-- Begin THE RECORDS --
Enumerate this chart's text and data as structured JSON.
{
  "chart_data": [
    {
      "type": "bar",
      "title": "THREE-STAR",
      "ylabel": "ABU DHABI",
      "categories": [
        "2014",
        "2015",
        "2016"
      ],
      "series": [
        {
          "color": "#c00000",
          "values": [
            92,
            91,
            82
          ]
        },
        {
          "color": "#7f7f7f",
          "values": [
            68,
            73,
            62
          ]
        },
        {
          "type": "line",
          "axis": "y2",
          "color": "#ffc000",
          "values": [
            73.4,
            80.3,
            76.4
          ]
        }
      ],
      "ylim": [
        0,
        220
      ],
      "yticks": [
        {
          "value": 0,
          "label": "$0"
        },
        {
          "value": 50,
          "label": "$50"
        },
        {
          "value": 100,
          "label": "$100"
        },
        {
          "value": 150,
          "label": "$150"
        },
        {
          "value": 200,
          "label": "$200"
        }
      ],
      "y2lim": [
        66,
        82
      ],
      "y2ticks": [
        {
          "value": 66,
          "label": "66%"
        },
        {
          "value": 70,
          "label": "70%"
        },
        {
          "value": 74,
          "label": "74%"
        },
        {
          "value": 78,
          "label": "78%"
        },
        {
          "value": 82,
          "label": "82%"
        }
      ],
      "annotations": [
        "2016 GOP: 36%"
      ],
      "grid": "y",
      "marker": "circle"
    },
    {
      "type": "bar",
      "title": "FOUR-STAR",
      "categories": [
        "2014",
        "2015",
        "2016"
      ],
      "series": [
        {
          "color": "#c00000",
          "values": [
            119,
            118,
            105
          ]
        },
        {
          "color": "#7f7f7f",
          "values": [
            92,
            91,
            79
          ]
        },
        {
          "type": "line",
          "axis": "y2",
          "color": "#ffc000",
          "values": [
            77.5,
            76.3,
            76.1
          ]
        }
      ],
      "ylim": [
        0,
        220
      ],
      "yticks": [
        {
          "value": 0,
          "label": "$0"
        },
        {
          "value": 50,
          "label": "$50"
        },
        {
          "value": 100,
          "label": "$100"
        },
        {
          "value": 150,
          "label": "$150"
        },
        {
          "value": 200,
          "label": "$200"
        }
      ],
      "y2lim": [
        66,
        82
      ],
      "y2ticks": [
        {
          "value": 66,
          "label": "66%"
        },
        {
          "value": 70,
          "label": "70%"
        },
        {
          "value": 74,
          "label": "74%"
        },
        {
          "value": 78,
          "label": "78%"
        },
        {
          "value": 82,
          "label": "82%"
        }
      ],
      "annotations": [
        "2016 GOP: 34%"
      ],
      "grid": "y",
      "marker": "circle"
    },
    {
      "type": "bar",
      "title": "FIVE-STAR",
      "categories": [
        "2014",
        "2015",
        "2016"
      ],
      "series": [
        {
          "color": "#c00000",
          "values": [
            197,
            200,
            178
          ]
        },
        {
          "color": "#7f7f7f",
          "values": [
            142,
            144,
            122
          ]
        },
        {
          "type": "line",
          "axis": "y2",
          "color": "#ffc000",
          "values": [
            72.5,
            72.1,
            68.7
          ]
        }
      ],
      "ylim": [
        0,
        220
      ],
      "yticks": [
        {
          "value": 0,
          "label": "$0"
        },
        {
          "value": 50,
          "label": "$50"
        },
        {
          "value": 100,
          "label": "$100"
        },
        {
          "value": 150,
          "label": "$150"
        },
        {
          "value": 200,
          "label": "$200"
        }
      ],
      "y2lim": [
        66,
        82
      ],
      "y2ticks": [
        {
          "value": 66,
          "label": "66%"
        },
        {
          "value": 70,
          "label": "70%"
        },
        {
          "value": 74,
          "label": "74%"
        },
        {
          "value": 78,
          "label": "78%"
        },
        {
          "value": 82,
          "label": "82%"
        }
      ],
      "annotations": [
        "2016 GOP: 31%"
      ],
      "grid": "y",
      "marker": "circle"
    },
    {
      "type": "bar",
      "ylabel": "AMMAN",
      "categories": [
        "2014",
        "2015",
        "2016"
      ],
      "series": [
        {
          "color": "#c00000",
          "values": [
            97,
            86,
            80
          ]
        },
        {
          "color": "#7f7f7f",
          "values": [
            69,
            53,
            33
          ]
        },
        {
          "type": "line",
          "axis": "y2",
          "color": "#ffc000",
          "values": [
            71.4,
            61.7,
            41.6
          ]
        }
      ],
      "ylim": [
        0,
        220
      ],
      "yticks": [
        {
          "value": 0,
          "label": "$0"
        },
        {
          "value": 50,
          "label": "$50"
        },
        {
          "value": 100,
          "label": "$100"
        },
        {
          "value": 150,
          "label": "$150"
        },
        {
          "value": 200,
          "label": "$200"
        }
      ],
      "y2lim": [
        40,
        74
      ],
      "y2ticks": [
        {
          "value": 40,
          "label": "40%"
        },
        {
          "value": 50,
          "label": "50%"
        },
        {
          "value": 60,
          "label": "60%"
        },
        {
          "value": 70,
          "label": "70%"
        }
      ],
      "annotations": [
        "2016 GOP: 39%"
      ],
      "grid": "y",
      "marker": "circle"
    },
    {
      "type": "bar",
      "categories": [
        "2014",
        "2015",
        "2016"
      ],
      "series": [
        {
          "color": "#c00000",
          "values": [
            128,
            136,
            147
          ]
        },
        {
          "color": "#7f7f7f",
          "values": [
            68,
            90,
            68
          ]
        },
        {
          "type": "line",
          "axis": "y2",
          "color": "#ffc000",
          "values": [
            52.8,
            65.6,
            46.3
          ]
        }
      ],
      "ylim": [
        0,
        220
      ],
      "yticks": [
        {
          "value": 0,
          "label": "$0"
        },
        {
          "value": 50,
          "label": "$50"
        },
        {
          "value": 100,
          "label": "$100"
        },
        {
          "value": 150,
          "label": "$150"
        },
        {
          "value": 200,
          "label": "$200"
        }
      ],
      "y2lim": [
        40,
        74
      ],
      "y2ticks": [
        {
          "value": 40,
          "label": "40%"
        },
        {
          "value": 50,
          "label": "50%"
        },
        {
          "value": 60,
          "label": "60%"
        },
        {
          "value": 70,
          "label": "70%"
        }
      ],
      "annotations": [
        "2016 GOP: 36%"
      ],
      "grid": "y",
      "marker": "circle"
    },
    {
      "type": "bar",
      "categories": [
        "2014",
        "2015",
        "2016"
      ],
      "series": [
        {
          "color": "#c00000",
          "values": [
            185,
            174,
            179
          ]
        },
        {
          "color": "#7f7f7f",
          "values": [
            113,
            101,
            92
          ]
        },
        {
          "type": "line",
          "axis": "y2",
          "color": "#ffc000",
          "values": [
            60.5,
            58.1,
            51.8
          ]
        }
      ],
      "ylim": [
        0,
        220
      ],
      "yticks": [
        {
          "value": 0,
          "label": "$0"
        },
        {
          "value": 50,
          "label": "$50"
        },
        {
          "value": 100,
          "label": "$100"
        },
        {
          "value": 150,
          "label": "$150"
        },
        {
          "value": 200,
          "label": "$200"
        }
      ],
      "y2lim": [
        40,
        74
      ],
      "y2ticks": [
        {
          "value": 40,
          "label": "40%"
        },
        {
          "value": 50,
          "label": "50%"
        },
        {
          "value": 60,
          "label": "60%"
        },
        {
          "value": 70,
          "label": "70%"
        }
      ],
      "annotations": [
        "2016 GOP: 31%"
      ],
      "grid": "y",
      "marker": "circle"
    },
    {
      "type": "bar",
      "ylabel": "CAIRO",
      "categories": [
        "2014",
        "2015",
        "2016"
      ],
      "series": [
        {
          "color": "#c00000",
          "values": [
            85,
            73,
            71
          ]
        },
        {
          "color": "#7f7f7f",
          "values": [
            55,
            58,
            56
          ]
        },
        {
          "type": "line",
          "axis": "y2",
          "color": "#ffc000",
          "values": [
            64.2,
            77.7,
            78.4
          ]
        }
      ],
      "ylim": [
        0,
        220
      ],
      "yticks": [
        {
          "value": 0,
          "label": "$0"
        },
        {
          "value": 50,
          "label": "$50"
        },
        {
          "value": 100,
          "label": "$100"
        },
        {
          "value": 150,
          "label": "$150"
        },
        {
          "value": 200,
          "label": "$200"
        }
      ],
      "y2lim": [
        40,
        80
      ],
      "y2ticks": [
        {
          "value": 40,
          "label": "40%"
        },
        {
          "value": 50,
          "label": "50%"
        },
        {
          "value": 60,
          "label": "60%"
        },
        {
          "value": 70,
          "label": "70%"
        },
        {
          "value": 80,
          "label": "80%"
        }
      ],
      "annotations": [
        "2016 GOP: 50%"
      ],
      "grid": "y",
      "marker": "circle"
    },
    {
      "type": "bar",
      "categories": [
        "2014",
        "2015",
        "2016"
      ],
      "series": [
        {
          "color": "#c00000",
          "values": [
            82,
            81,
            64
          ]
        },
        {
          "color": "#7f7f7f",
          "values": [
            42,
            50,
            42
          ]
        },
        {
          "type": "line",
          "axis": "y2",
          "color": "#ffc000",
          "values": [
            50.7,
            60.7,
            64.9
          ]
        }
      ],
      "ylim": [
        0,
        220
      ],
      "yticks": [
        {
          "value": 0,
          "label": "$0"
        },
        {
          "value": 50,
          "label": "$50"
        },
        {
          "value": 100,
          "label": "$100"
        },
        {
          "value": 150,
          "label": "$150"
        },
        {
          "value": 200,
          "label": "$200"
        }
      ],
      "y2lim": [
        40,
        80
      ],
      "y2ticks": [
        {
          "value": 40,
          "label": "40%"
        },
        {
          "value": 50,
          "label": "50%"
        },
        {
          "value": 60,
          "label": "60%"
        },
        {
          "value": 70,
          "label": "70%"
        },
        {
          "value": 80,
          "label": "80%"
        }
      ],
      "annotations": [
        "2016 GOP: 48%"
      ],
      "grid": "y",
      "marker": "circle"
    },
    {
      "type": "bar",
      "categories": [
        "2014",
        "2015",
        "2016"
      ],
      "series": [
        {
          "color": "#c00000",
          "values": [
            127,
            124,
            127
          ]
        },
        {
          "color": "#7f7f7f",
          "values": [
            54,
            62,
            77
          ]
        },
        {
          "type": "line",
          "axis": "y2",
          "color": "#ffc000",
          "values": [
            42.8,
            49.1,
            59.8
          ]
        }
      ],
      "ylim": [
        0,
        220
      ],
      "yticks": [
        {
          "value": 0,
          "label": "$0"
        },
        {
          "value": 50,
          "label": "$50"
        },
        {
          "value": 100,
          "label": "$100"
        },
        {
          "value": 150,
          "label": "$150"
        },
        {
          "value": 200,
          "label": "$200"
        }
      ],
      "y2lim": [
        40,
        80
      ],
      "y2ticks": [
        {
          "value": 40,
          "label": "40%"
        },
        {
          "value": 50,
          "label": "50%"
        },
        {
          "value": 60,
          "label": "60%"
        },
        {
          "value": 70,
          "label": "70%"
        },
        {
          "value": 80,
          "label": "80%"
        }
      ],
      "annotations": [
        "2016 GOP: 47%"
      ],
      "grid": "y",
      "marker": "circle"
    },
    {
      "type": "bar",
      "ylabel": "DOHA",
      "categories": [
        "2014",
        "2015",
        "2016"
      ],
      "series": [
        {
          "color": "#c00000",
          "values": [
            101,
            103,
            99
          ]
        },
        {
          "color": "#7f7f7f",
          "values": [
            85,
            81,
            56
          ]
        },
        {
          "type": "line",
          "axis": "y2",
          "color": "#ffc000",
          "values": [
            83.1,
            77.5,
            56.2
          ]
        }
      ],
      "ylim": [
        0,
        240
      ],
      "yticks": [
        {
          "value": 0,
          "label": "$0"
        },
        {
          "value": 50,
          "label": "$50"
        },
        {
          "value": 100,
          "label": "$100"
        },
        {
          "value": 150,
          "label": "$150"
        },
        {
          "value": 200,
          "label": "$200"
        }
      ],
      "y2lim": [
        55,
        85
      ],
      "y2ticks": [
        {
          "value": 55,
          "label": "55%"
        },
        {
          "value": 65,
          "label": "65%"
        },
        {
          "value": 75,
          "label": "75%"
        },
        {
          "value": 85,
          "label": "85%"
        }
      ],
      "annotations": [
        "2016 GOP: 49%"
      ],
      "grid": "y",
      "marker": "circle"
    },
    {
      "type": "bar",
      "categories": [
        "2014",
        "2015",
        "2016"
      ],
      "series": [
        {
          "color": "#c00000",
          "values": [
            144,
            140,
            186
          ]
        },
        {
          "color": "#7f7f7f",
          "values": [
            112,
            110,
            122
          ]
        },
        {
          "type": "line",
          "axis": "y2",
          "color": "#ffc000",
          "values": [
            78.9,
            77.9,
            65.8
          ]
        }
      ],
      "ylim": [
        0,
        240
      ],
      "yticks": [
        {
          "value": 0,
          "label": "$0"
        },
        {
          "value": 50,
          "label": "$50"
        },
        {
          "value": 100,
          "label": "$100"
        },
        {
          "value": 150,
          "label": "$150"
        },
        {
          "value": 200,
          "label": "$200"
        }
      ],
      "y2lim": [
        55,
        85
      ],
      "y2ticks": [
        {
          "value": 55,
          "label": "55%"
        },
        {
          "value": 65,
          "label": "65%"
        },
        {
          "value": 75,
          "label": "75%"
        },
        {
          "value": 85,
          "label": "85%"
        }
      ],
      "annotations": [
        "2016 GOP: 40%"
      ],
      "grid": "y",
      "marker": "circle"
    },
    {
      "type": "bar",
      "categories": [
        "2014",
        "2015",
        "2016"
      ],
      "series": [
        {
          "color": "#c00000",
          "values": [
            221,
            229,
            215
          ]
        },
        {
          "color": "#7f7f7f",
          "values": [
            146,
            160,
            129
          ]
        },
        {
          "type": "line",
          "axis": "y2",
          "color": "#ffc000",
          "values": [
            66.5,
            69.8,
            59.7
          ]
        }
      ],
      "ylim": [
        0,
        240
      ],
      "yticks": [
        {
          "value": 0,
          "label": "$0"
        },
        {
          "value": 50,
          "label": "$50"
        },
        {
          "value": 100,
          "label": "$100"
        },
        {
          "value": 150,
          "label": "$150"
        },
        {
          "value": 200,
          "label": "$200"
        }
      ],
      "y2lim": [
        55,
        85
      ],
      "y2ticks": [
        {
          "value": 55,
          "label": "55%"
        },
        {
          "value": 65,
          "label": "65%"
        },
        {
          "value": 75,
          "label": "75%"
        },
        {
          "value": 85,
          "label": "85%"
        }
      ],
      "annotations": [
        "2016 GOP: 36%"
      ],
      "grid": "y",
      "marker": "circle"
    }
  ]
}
-- End THE RECORDS --
WHAT NEEDS TO BE DONE
Report each line of the material above where the word "title" appears.

ANSWER FOR THIS EXERCISE
      "title": "THREE-STAR",
      "title": "FOUR-STAR",
      "title": "FIVE-STAR",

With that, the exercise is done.